**EXERCISE:** Answer with a single number: the count of lines that include the string "三式风水弟子班第".
## start
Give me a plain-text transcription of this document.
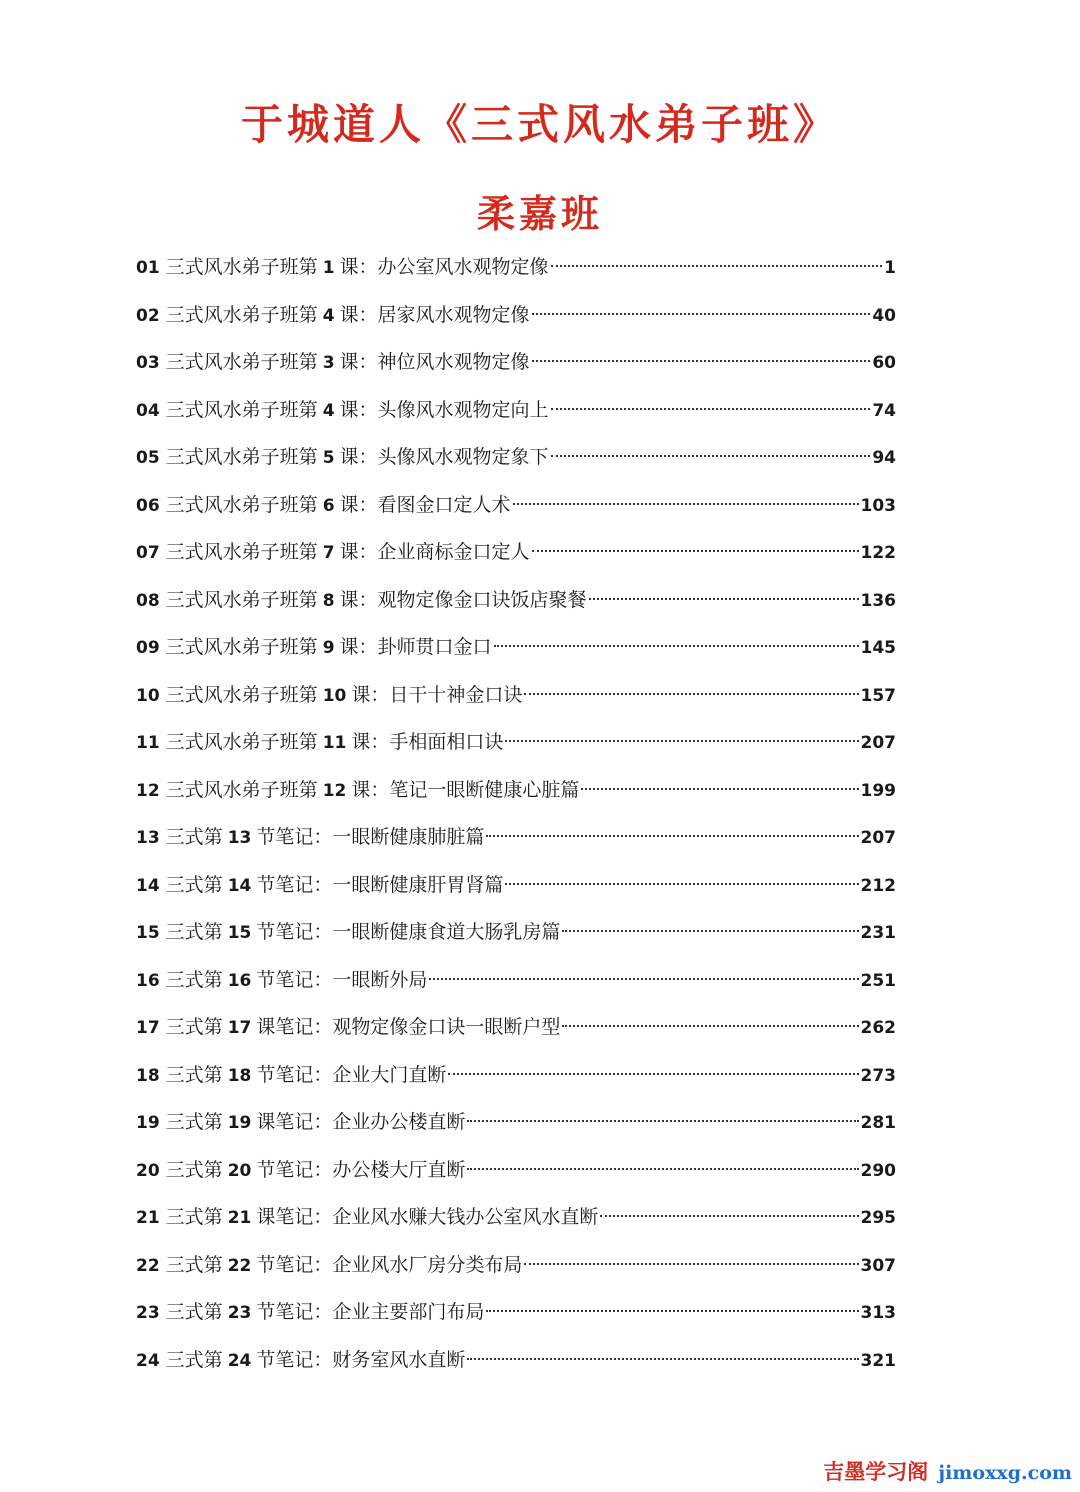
于城道人《三式风水弟子班》
柔嘉班
01 三式风水弟子班第 1 课： 办公室风水观物定像	1
02 三式风水弟子班第 4 课： 居家风水观物定像	40
03 三式风水弟子班第 3 课： 神位风水观物定像	60
04 三式风水弟子班第 4 课： 头像风水观物定向上	74
05 三式风水弟子班第 5 课： 头像风水观物定象下	94
06 三式风水弟子班第 6 课： 看图金口定人术	103
07 三式风水弟子班第 7 课： 企业商标金口定人	122
08 三式风水弟子班第 8 课： 观物定像金口诀饭店聚餐	136
09 三式风水弟子班第 9 课： 卦师贯口金口	145
10 三式风水弟子班第 10 课： 日干十神金口诀	157
11 三式风水弟子班第 11 课： 手相面相口诀	207
12 三式风水弟子班第 12 课： 笔记一眼断健康心脏篇	199
13 三式第 13 节笔记： 一眼断健康肺脏篇	207
14 三式第 14 节笔记： 一眼断健康肝胃肾篇	212
15 三式第 15 节笔记： 一眼断健康食道大肠乳房篇	231
16 三式第 16 节笔记： 一眼断外局	251
17 三式第 17 课笔记： 观物定像金口诀一眼断户型	262
18 三式第 18 节笔记： 企业大门直断	273
19 三式第 19 课笔记： 企业办公楼直断	281
20 三式第 20 节笔记： 办公楼大厅直断	290
21 三式第 21 课笔记： 企业风水赚大钱办公室风水直断	295
22 三式第 22 节笔记： 企业风水厂房分类布局	307
23 三式第 23 节笔记： 企业主要部门布局	313
24 三式第 24 节笔记： 财务室风水直断	321
吉墨学习阁 jimoxxg.com
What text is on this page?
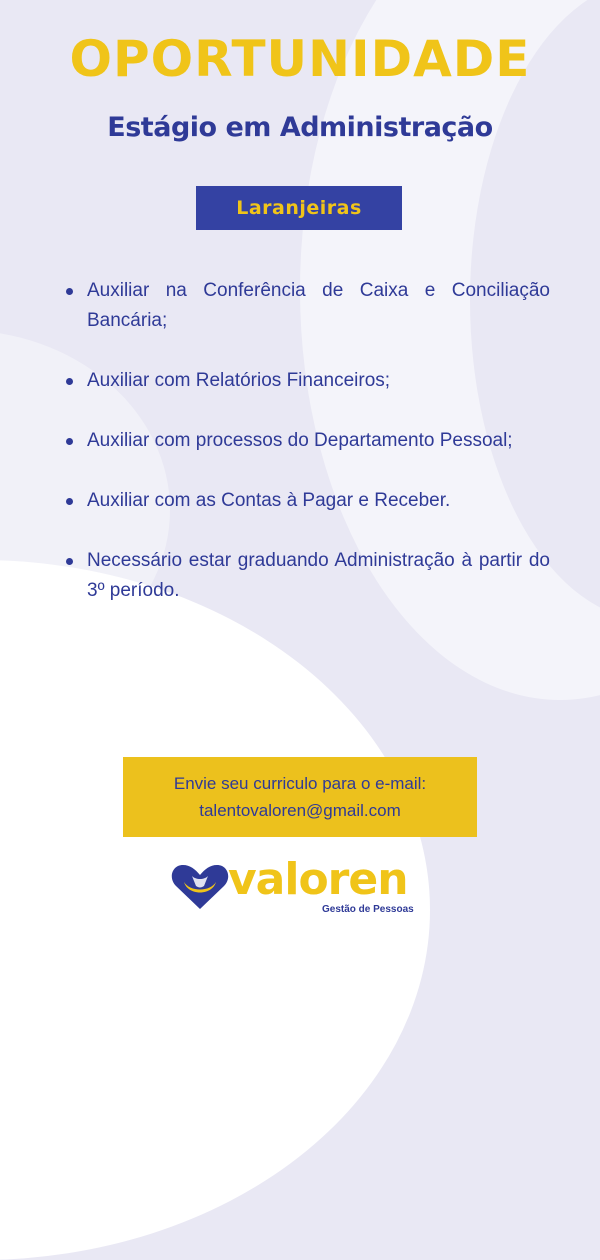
OPORTUNIDADE
Estágio em Administração
Laranjeiras
Auxiliar na Conferência de Caixa e Conciliação Bancária;
Auxiliar com Relatórios Financeiros;
Auxiliar com processos do Departamento Pessoal;
Auxiliar com as Contas à Pagar e Receber.
Necessário estar graduando Administração à partir do 3º período.
Envie seu curriculo para o e-mail:
talentovaloren@gmail.com
valoren
Gestão de Pessoas
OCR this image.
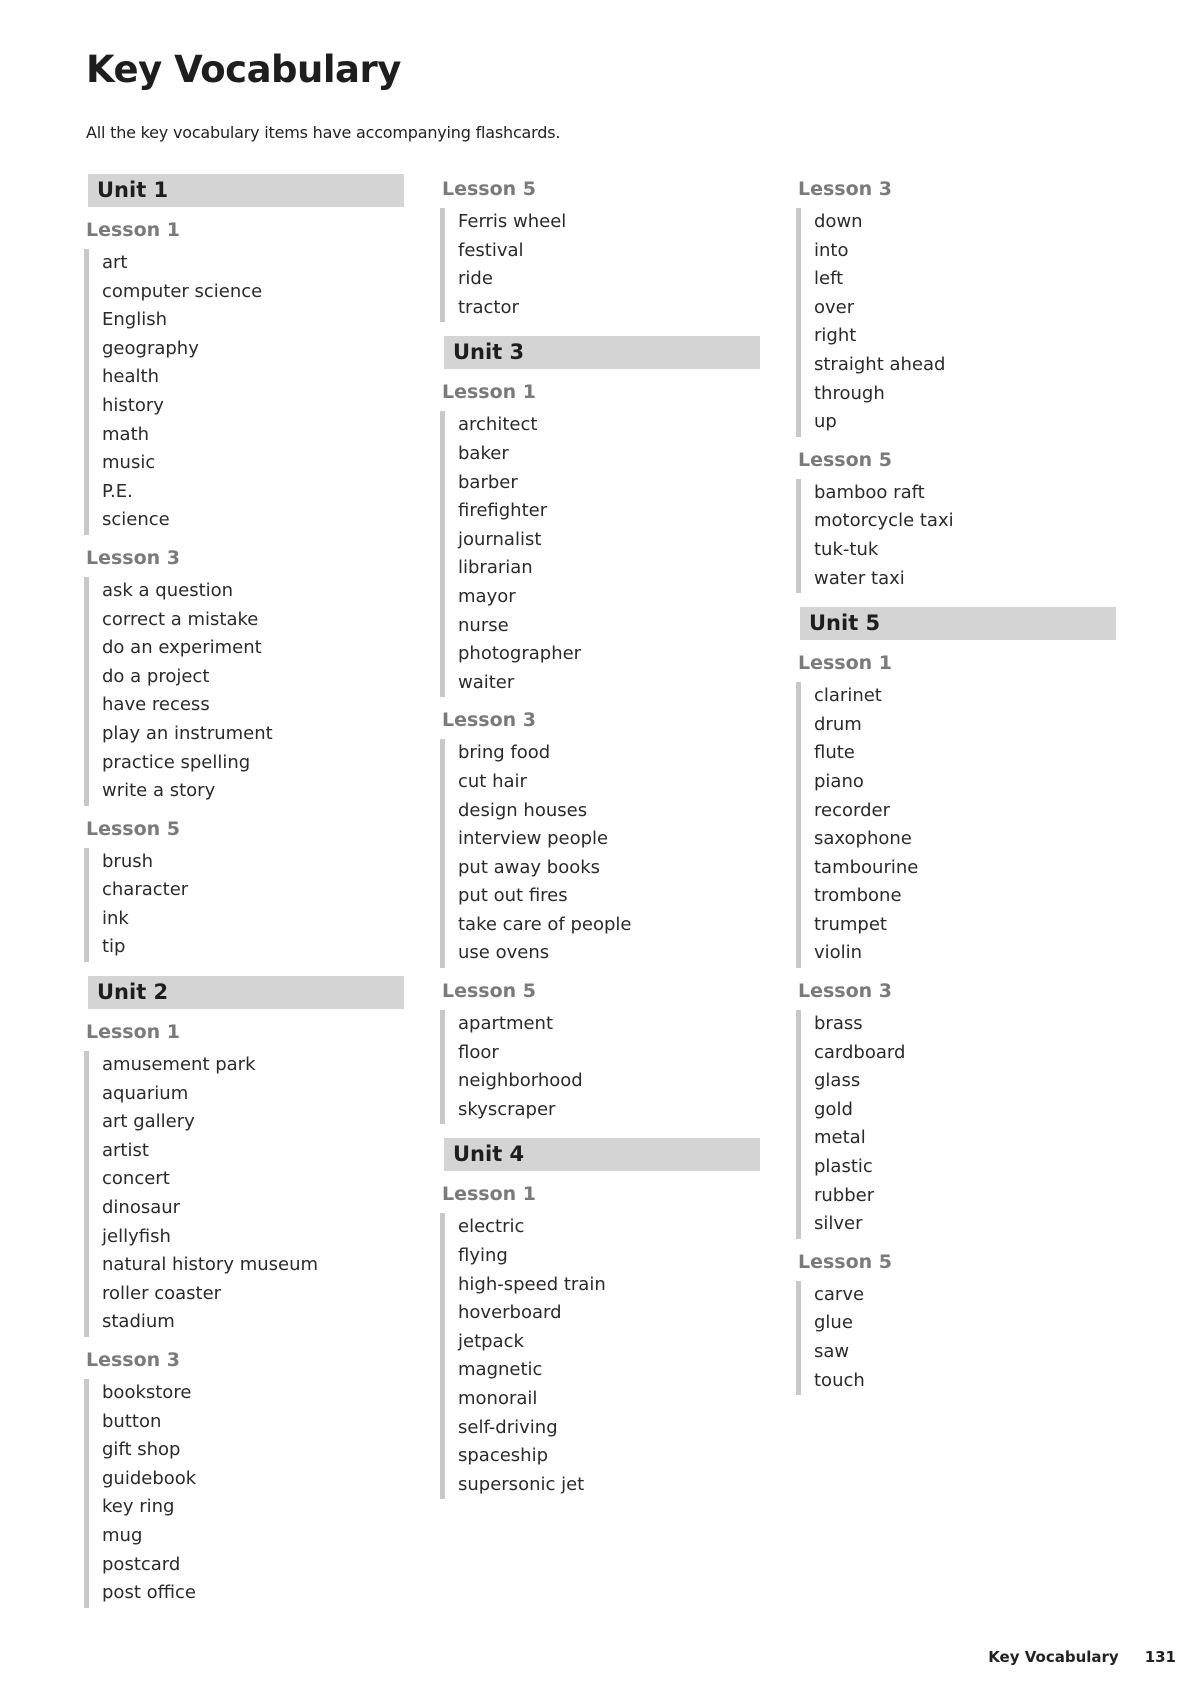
Key Vocabulary
All the key vocabulary items have accompanying flashcards.
Unit 1
Lesson 1
art
computer science
English
geography
health
history
math
music
P.E.
science
Lesson 3
ask a question
correct a mistake
do an experiment
do a project
have recess
play an instrument
practice spelling
write a story
Lesson 5
brush
character
ink
tip
Unit 2
Lesson 1
amusement park
aquarium
art gallery
artist
concert
dinosaur
jellyfish
natural history museum
roller coaster
stadium
Lesson 3
bookstore
button
gift shop
guidebook
key ring
mug
postcard
post office
Lesson 5
Ferris wheel
festival
ride
tractor
Unit 3
Lesson 1
architect
baker
barber
firefighter
journalist
librarian
mayor
nurse
photographer
waiter
Lesson 3
bring food
cut hair
design houses
interview people
put away books
put out fires
take care of people
use ovens
Lesson 5
apartment
floor
neighborhood
skyscraper
Unit 4
Lesson 1
electric
flying
high-speed train
hoverboard
jetpack
magnetic
monorail
self-driving
spaceship
supersonic jet
Lesson 3
down
into
left
over
right
straight ahead
through
up
Lesson 5
bamboo raft
motorcycle taxi
tuk-tuk
water taxi
Unit 5
Lesson 1
clarinet
drum
flute
piano
recorder
saxophone
tambourine
trombone
trumpet
violin
Lesson 3
brass
cardboard
glass
gold
metal
plastic
rubber
silver
Lesson 5
carve
glue
saw
touch
Key Vocabulary 131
## end
**ANSWER FOR THE TASK:** 12